Home » Posts tagged 'Tariff'
Tag Archives: Tariff
President Xi Jinping of China was awarded a second term in office by the Communist Central Committee of China just days ago (and doubly rewarded because term limits no longer apply to Mr. Jinping) has received communication from the Trump administration that steel exports to the United States will now face a 25 per cent tariff and aluminum exports to the United States from China will have a 10 per cent tariff added.
The tariffs against China and selected other countries are scheduled to go into effect March 24, 2018.
President Donald Trump of the United States says there is a huge and historic trade imbalance between the U.S. and China and is using tariffs to counter that imbalance which has been pegged between 374 billion and 511 billion dollars, depending upon how those figures are calculated.
Further, Mr. Trump has asked President Xi to submit a plan to lower the trade deficit with the United States by 100 billion dollars as soon as possible.
Which Countries are Exempt from the Tariffs that Begin on March 24, 2018?
China has Responded to Trump’s Tariffs with Tariffs Against U.S. Goods
In response to Mr. Trump’s tariffs, China’s leader Mr. Jinping has responded with some mild tariffs against the United States.
China’s ambassador to Washington, Cui Tiankai, said on Thursday that Beijing would retaliate against those tariffs on about $60 billion of Chinese goods.
“We do not want a trade war with the United States or with anybody else, but we are not afraid of it,” Mr. Cui said, according to Xinhua, the official news agency. “If somebody tries to impose a trade war upon us, we will fight. We will do whatever we can to defend the legitimate interests.”
The $3 billion worth of goods that Beijing plans to penalize represent just about 2 percent of U.S. exports to China, which amounted to $130 billion last year, according to Chad Bown, a senior fellow at the Peterson Institute for International Economics.
“It’s not devastating economically by any stretch, but it’s certainly going to hurt those interests in the United States that are trying to export,” Mr. Bown said. He pointed out that the retaliation by China sends “a negative signal, that they are not seeking to de-escalate things.” — excerpt from the New York Times
All in All, Not a Trade War
Except that two superpowers are involved (which makes for great theatre) it’s not much of a trade war.
- - -
Restate the stretch of the tariff post from "Further, Mr. Trump" through "the United States.", putting "trade gap" wherever "trade deficit" appears.

[Coordinate annotation records]
- - -
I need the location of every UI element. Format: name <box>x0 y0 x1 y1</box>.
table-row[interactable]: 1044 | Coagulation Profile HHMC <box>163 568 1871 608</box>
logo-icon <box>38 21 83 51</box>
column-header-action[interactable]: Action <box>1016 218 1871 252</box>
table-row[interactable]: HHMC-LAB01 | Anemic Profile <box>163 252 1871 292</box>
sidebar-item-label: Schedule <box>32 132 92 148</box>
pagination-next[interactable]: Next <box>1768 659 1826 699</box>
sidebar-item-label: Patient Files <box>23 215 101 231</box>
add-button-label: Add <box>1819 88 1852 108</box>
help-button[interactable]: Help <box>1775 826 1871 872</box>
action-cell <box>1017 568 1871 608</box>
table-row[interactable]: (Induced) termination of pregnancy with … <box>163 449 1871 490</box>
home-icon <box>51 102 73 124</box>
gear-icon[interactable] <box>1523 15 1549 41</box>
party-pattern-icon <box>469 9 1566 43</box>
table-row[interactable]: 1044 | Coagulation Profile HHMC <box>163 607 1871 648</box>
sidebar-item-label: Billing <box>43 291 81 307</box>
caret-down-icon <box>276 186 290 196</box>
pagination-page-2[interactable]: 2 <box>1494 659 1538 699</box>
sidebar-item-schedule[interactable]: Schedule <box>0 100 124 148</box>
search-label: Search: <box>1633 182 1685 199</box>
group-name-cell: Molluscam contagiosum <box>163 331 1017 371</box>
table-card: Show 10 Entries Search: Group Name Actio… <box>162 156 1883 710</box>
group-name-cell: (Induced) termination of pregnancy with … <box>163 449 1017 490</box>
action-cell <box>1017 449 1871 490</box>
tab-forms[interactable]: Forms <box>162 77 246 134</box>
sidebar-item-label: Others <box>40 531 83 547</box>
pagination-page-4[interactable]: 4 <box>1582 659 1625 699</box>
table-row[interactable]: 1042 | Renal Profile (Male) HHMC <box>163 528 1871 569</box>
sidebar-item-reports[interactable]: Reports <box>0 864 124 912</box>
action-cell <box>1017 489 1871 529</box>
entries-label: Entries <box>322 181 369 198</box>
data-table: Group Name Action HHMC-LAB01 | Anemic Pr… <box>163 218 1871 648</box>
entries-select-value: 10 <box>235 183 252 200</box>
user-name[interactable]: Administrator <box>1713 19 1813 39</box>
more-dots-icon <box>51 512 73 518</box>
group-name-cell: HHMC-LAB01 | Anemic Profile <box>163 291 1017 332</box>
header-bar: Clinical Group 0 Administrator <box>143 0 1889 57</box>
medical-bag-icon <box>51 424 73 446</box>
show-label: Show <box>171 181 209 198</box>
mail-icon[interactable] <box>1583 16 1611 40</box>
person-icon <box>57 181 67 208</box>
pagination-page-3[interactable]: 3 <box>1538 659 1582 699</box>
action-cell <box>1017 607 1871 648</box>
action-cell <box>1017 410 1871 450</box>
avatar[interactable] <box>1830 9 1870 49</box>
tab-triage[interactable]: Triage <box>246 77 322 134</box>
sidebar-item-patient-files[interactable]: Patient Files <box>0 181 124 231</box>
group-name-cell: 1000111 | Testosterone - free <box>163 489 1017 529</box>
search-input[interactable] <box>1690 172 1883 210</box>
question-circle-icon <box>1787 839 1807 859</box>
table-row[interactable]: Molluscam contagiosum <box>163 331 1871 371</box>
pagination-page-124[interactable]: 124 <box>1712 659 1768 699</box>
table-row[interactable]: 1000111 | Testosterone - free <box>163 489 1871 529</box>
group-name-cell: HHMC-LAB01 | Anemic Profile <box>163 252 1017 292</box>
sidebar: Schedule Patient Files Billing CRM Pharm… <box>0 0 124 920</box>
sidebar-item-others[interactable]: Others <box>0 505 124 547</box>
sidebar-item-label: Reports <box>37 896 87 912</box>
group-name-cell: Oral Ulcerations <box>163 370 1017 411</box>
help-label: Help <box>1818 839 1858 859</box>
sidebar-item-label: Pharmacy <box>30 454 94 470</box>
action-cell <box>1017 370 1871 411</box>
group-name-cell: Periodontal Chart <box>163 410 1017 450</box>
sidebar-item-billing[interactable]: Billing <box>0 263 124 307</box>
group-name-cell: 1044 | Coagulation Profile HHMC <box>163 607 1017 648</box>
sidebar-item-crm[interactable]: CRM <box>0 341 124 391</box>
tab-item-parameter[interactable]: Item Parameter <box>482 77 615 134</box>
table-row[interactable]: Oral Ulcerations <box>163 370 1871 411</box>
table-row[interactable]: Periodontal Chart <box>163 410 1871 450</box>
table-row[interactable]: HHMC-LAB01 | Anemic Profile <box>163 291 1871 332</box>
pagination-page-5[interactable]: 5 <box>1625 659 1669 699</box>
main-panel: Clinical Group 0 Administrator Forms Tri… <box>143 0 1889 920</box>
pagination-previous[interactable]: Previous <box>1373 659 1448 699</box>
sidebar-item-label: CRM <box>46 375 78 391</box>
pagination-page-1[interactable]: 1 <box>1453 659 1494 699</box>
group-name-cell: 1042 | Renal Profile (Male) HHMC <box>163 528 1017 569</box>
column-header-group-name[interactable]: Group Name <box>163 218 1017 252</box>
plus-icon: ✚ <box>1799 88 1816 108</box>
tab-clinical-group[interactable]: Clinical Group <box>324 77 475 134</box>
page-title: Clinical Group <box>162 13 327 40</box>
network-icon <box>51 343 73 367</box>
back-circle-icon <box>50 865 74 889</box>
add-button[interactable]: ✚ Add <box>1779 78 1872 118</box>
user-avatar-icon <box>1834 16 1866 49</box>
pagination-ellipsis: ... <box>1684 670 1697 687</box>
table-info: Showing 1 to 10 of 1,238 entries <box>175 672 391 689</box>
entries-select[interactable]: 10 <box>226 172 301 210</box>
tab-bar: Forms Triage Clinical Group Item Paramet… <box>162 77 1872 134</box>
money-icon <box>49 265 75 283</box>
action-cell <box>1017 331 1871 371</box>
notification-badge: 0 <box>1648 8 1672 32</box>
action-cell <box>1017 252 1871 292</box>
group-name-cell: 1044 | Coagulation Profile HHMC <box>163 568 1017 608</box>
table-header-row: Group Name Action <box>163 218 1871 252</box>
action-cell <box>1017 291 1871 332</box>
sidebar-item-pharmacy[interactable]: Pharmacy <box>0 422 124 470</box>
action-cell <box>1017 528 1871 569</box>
- - -
THE RESPONSE —
Further, Mr. Trump has asked President Xi to submit a plan to lower the trade gap with the United States by 100 billion dollars as soon as possible.
Which Countries are Exempt from the Tariffs that Begin on March 24, 2018?
China has Responded to Trump’s Tariffs with Tariffs Against U.S. Goods
In response to Mr. Trump’s tariffs, China’s leader Mr. Jinping has responded with some mild tariffs against the United States.